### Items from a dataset
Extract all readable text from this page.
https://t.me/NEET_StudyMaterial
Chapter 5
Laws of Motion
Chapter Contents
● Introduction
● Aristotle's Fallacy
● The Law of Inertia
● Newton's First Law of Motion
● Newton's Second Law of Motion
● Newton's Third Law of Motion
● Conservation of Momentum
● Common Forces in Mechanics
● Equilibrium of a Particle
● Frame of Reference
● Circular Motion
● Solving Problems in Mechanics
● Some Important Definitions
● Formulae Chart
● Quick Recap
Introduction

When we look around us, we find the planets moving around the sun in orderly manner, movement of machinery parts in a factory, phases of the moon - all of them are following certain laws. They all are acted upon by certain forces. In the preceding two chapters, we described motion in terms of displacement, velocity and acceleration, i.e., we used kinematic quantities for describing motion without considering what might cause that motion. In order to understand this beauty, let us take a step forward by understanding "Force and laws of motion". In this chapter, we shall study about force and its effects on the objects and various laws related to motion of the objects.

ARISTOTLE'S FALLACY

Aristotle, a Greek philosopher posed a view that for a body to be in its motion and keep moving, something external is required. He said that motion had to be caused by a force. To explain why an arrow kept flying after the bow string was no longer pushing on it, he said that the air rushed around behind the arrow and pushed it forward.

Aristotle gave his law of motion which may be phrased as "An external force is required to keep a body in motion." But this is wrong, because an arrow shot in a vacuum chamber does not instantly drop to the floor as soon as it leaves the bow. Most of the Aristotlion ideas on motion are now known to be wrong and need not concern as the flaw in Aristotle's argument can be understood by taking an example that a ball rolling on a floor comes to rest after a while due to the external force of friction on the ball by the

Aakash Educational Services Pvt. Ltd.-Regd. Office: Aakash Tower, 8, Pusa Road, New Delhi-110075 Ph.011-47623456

### SHORT TASK
Please copy out each record, character for character.

### OUTPUT OF THE EXERCISE
Extract all readable text from this page.
https://t.me/NEET_StudyMaterial
Chapter 5
Laws of Motion
Chapter Contents
● Introduction
● Aristotle's Fallacy
● The Law of Inertia
● Newton's First Law of Motion
● Newton's Second Law of Motion
● Newton's Third Law of Motion
● Conservation of Momentum
● Common Forces in Mechanics
● Equilibrium of a Particle
● Frame of Reference
● Circular Motion
● Solving Problems in Mechanics
● Some Important Definitions
● Formulae Chart
● Quick Recap
Introduction

When we look around us, we find the planets moving around the sun in orderly manner, movement of machinery parts in a factory, phases of the moon - all of them are following certain laws. They all are acted upon by certain forces. In the preceding two chapters, we described motion in terms of displacement, velocity and acceleration, i.e., we used kinematic quantities for describing motion without considering what might cause that motion. In order to understand this beauty, let us take a step forward by understanding "Force and laws of motion". In this chapter, we shall study about force and its effects on the objects and various laws related to motion of the objects.

ARISTOTLE'S FALLACY

Aristotle, a Greek philosopher posed a view that for a body to be in its motion and keep moving, something external is required. He said that motion had to be caused by a force. To explain why an arrow kept flying after the bow string was no longer pushing on it, he said that the air rushed around behind the arrow and pushed it forward.

Aristotle gave his law of motion which may be phrased as "An external force is required to keep a body in motion." But this is wrong, because an arrow shot in a vacuum chamber does not instantly drop to the floor as soon as it leaves the bow. Most of the Aristotlion ideas on motion are now known to be wrong and need not concern as the flaw in Aristotle's argument can be understood by taking an example that a ball rolling on a floor comes to rest after a while due to the external force of friction on the ball by the

Aakash Educational Services Pvt. Ltd.-Regd. Office: Aakash Tower, 8, Pusa Road, New Delhi-110075 Ph.011-47623456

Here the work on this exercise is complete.